— Work to complete —
Copy out each line that mentions the word "лесов".

================

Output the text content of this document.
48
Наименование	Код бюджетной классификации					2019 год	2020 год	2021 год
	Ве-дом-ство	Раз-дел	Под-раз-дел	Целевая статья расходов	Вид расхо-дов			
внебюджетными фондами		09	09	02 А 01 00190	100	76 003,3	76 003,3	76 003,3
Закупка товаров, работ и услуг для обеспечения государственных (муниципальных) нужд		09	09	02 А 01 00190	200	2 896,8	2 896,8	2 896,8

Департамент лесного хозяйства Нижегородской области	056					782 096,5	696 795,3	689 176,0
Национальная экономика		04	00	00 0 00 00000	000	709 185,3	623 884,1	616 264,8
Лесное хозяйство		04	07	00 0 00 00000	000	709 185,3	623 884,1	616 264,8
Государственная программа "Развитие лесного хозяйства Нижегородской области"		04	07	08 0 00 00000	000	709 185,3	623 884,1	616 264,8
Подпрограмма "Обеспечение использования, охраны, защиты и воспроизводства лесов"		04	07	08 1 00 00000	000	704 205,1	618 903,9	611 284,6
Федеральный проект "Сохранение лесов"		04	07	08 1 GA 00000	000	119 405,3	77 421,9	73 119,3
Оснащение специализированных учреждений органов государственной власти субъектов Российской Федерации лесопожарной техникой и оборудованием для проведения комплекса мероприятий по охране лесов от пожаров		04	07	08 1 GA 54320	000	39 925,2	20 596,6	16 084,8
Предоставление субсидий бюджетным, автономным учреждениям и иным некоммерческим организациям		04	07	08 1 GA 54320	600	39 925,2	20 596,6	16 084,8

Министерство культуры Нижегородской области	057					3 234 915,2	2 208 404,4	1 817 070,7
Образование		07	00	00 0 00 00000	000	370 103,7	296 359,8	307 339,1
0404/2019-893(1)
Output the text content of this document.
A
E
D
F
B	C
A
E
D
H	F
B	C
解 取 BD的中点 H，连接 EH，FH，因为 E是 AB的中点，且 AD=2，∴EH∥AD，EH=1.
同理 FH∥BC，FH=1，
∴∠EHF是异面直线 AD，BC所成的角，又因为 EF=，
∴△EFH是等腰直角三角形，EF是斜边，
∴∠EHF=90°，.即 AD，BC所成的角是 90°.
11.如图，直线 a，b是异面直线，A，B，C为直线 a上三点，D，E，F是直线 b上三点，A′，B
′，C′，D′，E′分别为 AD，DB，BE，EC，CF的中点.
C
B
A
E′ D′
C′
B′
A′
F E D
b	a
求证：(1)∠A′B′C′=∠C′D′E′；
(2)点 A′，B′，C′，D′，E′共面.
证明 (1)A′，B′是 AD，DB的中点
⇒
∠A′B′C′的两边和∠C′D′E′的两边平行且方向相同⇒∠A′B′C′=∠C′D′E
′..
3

================

— Expected answer —
Подпрограмма "Обеспечение использования, охраны, защиты и воспроизводства лесов"		04	07	08 1 00 00000	000	704 205,1	618 903,9	611 284,6
Федеральный проект "Сохранение лесов"		04	07	08 1 GA 00000	000	119 405,3	77 421,9	73 119,3
Оснащение специализированных учреждений органов государственной власти субъектов Российской Федерации лесопожарной техникой и оборудованием для проведения комплекса мероприятий по охране лесов от пожаров		04	07	08 1 GA 54320	000	39 925,2	20 596,6	16 084,8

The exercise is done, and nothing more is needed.